Stated problem:
Can you pull out each line of the data below that includes the word "adjust"?

Records for the task:
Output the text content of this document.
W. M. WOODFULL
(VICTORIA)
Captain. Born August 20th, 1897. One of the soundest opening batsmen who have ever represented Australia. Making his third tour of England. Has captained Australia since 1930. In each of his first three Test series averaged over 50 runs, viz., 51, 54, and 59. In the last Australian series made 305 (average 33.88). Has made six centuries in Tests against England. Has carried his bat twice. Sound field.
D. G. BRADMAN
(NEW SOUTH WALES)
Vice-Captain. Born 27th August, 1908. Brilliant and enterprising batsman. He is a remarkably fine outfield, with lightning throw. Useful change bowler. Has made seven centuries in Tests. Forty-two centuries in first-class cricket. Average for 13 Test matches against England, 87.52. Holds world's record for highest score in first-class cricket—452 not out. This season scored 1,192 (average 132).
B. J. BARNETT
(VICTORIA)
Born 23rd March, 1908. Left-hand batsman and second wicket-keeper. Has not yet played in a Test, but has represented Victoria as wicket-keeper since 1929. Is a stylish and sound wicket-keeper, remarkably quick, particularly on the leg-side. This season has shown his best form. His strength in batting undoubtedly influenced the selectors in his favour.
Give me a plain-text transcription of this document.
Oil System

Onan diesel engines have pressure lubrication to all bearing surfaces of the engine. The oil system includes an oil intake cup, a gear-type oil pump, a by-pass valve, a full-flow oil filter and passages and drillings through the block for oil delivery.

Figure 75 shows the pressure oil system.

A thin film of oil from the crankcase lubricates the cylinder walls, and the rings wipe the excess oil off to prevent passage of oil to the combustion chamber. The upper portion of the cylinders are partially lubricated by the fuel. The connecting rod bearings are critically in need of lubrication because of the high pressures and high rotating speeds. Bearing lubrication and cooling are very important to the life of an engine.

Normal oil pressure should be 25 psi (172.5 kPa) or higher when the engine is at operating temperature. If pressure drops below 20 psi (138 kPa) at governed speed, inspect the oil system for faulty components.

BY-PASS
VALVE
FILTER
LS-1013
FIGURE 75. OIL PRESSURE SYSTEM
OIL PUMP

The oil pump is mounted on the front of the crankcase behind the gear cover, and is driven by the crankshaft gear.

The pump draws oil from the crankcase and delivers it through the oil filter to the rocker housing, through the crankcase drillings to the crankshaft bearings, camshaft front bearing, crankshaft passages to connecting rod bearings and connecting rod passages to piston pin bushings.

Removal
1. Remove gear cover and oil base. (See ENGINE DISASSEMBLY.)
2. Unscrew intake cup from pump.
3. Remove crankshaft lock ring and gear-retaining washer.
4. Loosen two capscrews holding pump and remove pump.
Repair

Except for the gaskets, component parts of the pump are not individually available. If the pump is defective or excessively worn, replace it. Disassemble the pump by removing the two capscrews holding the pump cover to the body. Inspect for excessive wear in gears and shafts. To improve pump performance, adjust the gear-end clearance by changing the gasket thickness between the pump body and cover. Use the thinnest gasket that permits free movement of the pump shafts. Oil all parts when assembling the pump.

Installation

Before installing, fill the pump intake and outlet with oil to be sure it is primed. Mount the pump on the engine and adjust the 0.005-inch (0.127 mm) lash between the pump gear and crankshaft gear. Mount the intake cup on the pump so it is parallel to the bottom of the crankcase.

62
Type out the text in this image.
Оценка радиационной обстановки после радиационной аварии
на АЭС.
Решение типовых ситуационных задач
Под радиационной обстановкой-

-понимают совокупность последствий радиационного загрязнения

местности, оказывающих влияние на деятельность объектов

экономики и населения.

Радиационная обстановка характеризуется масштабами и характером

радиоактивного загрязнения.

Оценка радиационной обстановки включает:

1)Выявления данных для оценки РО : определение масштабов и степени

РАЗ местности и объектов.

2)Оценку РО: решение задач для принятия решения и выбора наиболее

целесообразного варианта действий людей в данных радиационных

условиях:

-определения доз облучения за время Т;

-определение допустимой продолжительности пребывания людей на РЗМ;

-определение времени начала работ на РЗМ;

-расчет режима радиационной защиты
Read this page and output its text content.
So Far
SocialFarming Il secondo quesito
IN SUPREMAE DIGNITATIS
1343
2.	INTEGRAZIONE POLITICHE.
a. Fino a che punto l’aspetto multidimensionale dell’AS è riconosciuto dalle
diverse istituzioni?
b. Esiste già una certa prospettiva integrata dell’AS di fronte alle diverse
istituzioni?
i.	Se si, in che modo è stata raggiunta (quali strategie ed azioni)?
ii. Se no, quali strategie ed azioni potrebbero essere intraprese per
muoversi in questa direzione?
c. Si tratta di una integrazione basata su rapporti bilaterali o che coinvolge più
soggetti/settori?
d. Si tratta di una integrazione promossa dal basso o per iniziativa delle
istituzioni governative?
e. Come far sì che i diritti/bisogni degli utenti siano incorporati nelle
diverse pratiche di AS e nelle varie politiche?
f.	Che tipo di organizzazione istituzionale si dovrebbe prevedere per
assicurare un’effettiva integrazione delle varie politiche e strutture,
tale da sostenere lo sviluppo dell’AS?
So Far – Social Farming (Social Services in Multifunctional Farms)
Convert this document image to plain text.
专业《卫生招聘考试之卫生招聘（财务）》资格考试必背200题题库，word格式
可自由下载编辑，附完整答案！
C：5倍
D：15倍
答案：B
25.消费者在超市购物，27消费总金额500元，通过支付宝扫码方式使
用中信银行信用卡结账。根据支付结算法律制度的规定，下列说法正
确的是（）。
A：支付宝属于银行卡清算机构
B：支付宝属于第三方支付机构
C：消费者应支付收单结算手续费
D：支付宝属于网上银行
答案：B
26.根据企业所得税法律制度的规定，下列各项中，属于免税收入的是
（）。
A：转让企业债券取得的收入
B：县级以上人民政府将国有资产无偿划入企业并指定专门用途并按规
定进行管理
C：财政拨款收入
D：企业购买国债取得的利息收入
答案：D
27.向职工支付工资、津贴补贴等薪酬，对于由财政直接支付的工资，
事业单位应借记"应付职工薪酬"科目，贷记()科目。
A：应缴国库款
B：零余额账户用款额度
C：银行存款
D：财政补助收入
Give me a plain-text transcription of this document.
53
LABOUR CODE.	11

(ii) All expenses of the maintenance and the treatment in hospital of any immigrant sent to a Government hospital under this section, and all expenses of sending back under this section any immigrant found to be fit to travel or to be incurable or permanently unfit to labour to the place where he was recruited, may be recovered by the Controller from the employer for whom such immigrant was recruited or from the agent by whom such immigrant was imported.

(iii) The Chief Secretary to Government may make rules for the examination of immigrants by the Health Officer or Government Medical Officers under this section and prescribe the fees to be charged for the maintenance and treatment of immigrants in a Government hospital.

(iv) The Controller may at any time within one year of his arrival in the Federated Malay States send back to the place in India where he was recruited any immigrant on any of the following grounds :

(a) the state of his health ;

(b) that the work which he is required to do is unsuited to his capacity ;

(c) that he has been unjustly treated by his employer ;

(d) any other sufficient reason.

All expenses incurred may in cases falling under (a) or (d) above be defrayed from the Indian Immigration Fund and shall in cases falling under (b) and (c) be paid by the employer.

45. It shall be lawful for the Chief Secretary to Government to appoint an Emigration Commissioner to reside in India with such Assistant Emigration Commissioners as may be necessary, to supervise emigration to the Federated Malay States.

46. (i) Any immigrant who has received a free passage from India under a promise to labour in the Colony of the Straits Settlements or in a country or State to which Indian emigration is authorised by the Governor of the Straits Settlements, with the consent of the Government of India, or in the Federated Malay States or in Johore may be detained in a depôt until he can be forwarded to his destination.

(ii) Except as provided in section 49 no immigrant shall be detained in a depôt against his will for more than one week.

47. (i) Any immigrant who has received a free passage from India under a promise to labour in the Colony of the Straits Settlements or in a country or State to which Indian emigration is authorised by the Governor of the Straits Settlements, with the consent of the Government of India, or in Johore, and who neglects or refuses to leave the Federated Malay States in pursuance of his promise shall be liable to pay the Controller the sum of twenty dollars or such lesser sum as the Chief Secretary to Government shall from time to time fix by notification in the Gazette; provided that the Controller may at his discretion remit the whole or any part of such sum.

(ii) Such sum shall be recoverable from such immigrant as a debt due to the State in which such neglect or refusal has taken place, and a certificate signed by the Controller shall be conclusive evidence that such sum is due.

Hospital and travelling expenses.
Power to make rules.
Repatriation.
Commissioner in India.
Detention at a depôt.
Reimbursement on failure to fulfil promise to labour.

The output:
Except for the gaskets, component parts of the pump are not individually available. If the pump is defective or excessively worn, replace it. Disassemble the pump by removing the two capscrews holding the pump cover to the body. Inspect for excessive wear in gears and shafts. To improve pump performance, adjust the gear-end clearance by changing the gasket thickness between the pump body and cover. Use the thinnest gasket that permits free movement of the pump shafts. Oil all parts when assembling the pump.
Before installing, fill the pump intake and outlet with oil to be sure it is primed. Mount the pump on the engine and adjust the 0.005-inch (0.127 mm) lash between the pump gear and crankshaft gear. Mount the intake cup on the pump so it is parallel to the bottom of the crankcase.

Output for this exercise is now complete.